TASK DESCRIPTION —
All of the material below is to be repeated exactly.

EXTRACTED INFORMATION —
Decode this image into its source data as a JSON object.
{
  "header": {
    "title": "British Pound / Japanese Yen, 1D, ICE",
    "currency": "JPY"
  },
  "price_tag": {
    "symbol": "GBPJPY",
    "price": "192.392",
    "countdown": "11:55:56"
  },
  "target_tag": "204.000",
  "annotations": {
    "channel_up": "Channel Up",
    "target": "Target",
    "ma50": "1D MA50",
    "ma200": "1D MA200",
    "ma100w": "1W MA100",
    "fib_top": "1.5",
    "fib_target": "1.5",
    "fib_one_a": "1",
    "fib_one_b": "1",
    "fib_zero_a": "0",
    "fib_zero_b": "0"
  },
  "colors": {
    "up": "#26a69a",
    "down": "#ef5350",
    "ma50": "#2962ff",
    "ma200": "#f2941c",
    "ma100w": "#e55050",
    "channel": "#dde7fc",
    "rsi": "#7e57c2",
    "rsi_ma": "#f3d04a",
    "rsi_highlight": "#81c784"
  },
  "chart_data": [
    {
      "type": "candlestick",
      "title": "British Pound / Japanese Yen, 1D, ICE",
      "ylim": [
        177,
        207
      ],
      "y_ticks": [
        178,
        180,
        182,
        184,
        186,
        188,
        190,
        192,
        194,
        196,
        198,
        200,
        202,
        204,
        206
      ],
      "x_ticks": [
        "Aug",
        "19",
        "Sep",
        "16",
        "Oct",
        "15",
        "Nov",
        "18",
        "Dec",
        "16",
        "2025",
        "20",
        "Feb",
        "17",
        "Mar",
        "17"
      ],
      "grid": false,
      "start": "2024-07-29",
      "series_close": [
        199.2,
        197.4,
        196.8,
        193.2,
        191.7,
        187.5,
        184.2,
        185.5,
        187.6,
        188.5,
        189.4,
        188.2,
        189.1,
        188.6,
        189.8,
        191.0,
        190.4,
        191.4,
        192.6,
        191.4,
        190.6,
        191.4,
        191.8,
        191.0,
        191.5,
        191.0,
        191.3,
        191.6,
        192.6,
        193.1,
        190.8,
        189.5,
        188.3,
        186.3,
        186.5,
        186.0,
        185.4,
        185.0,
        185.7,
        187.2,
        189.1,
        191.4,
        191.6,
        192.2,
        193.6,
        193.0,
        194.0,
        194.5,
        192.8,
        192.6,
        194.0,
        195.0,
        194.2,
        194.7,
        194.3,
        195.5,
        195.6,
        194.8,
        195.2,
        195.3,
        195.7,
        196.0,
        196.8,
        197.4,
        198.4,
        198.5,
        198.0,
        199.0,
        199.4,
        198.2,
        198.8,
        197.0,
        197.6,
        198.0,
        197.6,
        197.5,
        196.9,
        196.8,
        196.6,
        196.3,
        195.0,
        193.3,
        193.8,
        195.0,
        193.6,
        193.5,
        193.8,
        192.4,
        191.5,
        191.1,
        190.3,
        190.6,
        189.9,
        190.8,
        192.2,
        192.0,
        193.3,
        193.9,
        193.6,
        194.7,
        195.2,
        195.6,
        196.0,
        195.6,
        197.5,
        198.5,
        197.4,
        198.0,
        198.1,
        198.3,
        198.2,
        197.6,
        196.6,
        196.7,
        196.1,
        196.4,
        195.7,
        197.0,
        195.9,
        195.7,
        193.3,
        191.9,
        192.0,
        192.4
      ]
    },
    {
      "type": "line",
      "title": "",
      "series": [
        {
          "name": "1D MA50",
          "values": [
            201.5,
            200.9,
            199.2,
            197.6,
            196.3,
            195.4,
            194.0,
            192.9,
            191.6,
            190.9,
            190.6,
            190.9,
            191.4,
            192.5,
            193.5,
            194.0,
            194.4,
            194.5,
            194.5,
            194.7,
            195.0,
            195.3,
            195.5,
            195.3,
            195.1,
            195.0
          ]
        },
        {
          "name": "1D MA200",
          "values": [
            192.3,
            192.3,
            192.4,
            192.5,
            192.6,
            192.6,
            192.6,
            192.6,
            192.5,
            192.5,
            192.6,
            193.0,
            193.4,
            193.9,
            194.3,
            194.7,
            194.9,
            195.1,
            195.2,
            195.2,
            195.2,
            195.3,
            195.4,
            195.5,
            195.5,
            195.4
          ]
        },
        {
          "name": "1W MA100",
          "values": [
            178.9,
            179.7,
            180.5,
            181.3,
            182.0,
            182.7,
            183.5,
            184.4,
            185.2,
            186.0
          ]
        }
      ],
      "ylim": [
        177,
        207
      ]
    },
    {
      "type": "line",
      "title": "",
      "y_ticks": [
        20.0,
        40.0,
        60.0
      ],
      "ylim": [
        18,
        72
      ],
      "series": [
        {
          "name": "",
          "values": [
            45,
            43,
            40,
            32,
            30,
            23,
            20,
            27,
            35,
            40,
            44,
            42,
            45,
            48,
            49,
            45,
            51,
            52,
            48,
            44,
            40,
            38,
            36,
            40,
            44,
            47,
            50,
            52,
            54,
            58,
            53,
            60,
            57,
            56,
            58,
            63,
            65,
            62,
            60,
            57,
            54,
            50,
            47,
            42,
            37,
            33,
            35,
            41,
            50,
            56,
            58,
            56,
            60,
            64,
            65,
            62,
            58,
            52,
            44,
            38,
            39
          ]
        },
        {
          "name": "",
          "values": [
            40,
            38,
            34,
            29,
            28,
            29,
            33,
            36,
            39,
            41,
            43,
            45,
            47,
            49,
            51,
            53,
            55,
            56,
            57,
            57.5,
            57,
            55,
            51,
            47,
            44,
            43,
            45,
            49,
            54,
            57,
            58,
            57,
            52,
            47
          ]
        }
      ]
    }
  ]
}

FINAL ANSWER —
Decode this image into its source data as a JSON object.
{
  "header": {
    "title": "British Pound / Japanese Yen, 1D, ICE",
    "currency": "JPY"
  },
  "price_tag": {
    "symbol": "GBPJPY",
    "price": "192.392",
    "countdown": "11:55:56"
  },
  "target_tag": "204.000",
  "annotations": {
    "channel_up": "Channel Up",
    "target": "Target",
    "ma50": "1D MA50",
    "ma200": "1D MA200",
    "ma100w": "1W MA100",
    "fib_top": "1.5",
    "fib_target": "1.5",
    "fib_one_a": "1",
    "fib_one_b": "1",
    "fib_zero_a": "0",
    "fib_zero_b": "0"
  },
  "colors": {
    "up": "#26a69a",
    "down": "#ef5350",
    "ma50": "#2962ff",
    "ma200": "#f2941c",
    "ma100w": "#e55050",
    "channel": "#dde7fc",
    "rsi": "#7e57c2",
    "rsi_ma": "#f3d04a",
    "rsi_highlight": "#81c784"
  },
  "chart_data": [
    {
      "type": "candlestick",
      "title": "British Pound / Japanese Yen, 1D, ICE",
      "ylim": [
        177,
        207
      ],
      "y_ticks": [
        178,
        180,
        182,
        184,
        186,
        188,
        190,
        192,
        194,
        196,
        198,
        200,
        202,
        204,
        206
      ],
      "x_ticks": [
        "Aug",
        "19",
        "Sep",
        "16",
        "Oct",
        "15",
        "Nov",
        "18",
        "Dec",
        "16",
        "2025",
        "20",
        "Feb",
        "17",
        "Mar",
        "17"
      ],
      "grid": false,
      "start": "2024-07-29",
      "series_close": [
        199.2,
        197.4,
        196.8,
        193.2,
        191.7,
        187.5,
        184.2,
        185.5,
        187.6,
        188.5,
        189.4,
        188.2,
        189.1,
        188.6,
        189.8,
        191.0,
        190.4,
        191.4,
        192.6,
        191.4,
        190.6,
        191.4,
        191.8,
        191.0,
        191.5,
        191.0,
        191.3,
        191.6,
        192.6,
        193.1,
        190.8,
        189.5,
        188.3,
        186.3,
        186.5,
        186.0,
        185.4,
        185.0,
        185.7,
        187.2,
        189.1,
        191.4,
        191.6,
        192.2,
        193.6,
        193.0,
        194.0,
        194.5,
        192.8,
        192.6,
        194.0,
        195.0,
        194.2,
        194.7,
        194.3,
        195.5,
        195.6,
        194.8,
        195.2,
        195.3,
        195.7,
        196.0,
        196.8,
        197.4,
        198.4,
        198.5,
        198.0,
        199.0,
        199.4,
        198.2,
        198.8,
        197.0,
        197.6,
        198.0,
        197.6,
        197.5,
        196.9,
        196.8,
        196.6,
        196.3,
        195.0,
        193.3,
        193.8,
        195.0,
        193.6,
        193.5,
        193.8,
        192.4,
        191.5,
        191.1,
        190.3,
        190.6,
        189.9,
        190.8,
        192.2,
        192.0,
        193.3,
        193.9,
        193.6,
        194.7,
        195.2,
        195.6,
        196.0,
        195.6,
        197.5,
        198.5,
        197.4,
        198.0,
        198.1,
        198.3,
        198.2,
        197.6,
        196.6,
        196.7,
        196.1,
        196.4,
        195.7,
        197.0,
        195.9,
        195.7,
        193.3,
        191.9,
        192.0,
        192.4
      ]
    },
    {
      "type": "line",
      "title": "",
      "series": [
        {
          "name": "1D MA50",
          "values": [
            201.5,
            200.9,
            199.2,
            197.6,
            196.3,
            195.4,
            194.0,
            192.9,
            191.6,
            190.9,
            190.6,
            190.9,
            191.4,
            192.5,
            193.5,
            194.0,
            194.4,
            194.5,
            194.5,
            194.7,
            195.0,
            195.3,
            195.5,
            195.3,
            195.1,
            195.0
          ]
        },
        {
          "name": "1D MA200",
          "values": [
            192.3,
            192.3,
            192.4,
            192.5,
            192.6,
            192.6,
            192.6,
            192.6,
            192.5,
            192.5,
            192.6,
            193.0,
            193.4,
            193.9,
            194.3,
            194.7,
            194.9,
            195.1,
            195.2,
            195.2,
            195.2,
            195.3,
            195.4,
            195.5,
            195.5,
            195.4
          ]
        },
        {
          "name": "1W MA100",
          "values": [
            178.9,
            179.7,
            180.5,
            181.3,
            182.0,
            182.7,
            183.5,
            184.4,
            185.2,
            186.0
          ]
        }
      ],
      "ylim": [
        177,
        207
      ]
    },
    {
      "type": "line",
      "title": "",
      "y_ticks": [
        20.0,
        40.0,
        60.0
      ],
      "ylim": [
        18,
        72
      ],
      "series": [
        {
          "name": "",
          "values": [
            45,
            43,
            40,
            32,
            30,
            23,
            20,
            27,
            35,
            40,
            44,
            42,
            45,
            48,
            49,
            45,
            51,
            52,
            48,
            44,
            40,
            38,
            36,
            40,
            44,
            47,
            50,
            52,
            54,
            58,
            53,
            60,
            57,
            56,
            58,
            63,
            65,
            62,
            60,
            57,
            54,
            50,
            47,
            42,
            37,
            33,
            35,
            41,
            50,
            56,
            58,
            56,
            60,
            64,
            65,
            62,
            58,
            52,
            44,
            38,
            39
          ]
        },
        {
          "name": "",
          "values": [
            40,
            38,
            34,
            29,
            28,
            29,
            33,
            36,
            39,
            41,
            43,
            45,
            47,
            49,
            51,
            53,
            55,
            56,
            57,
            57.5,
            57,
            55,
            51,
            47,
            44,
            43,
            45,
            49,
            54,
            57,
            58,
            57,
            52,
            47
          ]
        }
      ]
    }
  ]
}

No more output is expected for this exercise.